Copy out all the records exactly.

─── RECORDS TO USE

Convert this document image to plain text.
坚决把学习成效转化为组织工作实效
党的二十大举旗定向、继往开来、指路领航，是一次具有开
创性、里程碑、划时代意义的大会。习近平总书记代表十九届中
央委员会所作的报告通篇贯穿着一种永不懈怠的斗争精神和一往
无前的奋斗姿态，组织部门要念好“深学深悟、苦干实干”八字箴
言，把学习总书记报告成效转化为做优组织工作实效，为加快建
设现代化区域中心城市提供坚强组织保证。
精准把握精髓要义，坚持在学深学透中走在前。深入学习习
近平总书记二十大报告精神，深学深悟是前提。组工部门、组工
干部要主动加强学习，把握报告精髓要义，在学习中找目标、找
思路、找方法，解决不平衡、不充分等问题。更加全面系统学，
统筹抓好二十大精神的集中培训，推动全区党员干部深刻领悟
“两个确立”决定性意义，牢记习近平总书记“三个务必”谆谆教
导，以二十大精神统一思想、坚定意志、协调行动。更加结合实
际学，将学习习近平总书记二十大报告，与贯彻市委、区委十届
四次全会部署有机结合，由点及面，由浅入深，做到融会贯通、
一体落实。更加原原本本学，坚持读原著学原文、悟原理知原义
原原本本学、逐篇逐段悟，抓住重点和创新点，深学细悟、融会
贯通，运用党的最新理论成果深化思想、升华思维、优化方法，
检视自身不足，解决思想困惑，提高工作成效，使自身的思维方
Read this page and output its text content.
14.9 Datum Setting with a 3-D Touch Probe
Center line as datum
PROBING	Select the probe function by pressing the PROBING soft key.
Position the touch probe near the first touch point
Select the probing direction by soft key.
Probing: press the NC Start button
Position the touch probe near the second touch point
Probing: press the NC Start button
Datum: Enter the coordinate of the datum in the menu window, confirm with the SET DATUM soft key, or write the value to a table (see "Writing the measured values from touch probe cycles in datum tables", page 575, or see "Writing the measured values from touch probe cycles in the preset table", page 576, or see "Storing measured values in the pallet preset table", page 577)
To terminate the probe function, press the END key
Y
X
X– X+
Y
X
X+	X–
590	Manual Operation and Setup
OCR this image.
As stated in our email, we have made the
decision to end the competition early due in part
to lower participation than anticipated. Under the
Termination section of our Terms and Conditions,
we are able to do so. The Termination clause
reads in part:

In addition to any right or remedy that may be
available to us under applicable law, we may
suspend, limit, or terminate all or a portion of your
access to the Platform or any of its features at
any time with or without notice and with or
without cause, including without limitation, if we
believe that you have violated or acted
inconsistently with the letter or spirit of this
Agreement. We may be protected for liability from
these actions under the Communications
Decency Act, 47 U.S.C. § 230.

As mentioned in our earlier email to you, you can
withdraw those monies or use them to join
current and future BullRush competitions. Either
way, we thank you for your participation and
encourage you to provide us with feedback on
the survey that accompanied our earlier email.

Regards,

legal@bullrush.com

──────

EXERCISE RESPONSE:
Convert this document image to plain text.
坚决把学习成效转化为组织工作实效
党的二十大举旗定向、继往开来、指路领航，是一次具有开
创性、里程碑、划时代意义的大会。习近平总书记代表十九届中
央委员会所作的报告通篇贯穿着一种永不懈怠的斗争精神和一往
无前的奋斗姿态，组织部门要念好“深学深悟、苦干实干”八字箴
言，把学习总书记报告成效转化为做优组织工作实效，为加快建
设现代化区域中心城市提供坚强组织保证。
精准把握精髓要义，坚持在学深学透中走在前。深入学习习
近平总书记二十大报告精神，深学深悟是前提。组工部门、组工
干部要主动加强学习，把握报告精髓要义，在学习中找目标、找
思路、找方法，解决不平衡、不充分等问题。更加全面系统学，
统筹抓好二十大精神的集中培训，推动全区党员干部深刻领悟
“两个确立”决定性意义，牢记习近平总书记“三个务必”谆谆教
导，以二十大精神统一思想、坚定意志、协调行动。更加结合实
际学，将学习习近平总书记二十大报告，与贯彻市委、区委十届
四次全会部署有机结合，由点及面，由浅入深，做到融会贯通、
一体落实。更加原原本本学，坚持读原著学原文、悟原理知原义
原原本本学、逐篇逐段悟，抓住重点和创新点，深学细悟、融会
贯通，运用党的最新理论成果深化思想、升华思维、优化方法，
检视自身不足，解决思想困惑，提高工作成效，使自身的思维方
Read this page and output its text content.
14.9 Datum Setting with a 3-D Touch Probe
Center line as datum
PROBING	Select the probe function by pressing the PROBING soft key.
Position the touch probe near the first touch point
Select the probing direction by soft key.
Probing: press the NC Start button
Position the touch probe near the second touch point
Probing: press the NC Start button
Datum: Enter the coordinate of the datum in the menu window, confirm with the SET DATUM soft key, or write the value to a table (see "Writing the measured values from touch probe cycles in datum tables", page 575, or see "Writing the measured values from touch probe cycles in the preset table", page 576, or see "Storing measured values in the pallet preset table", page 577)
To terminate the probe function, press the END key
Y
X
X– X+
Y
X
X+	X–
590	Manual Operation and Setup
OCR this image.
As stated in our email, we have made the
decision to end the competition early due in part
to lower participation than anticipated. Under the
Termination section of our Terms and Conditions,
we are able to do so. The Termination clause
reads in part:

In addition to any right or remedy that may be
available to us under applicable law, we may
suspend, limit, or terminate all or a portion of your
access to the Platform or any of its features at
any time with or without notice and with or
without cause, including without limitation, if we
believe that you have violated or acted
inconsistently with the letter or spirit of this
Agreement. We may be protected for liability from
these actions under the Communications
Decency Act, 47 U.S.C. § 230.

As mentioned in our earlier email to you, you can
withdraw those monies or use them to join
current and future BullRush competitions. Either
way, we thank you for your participation and
encourage you to provide us with feedback on
the survey that accompanied our earlier email.

Regards,

legal@bullrush.com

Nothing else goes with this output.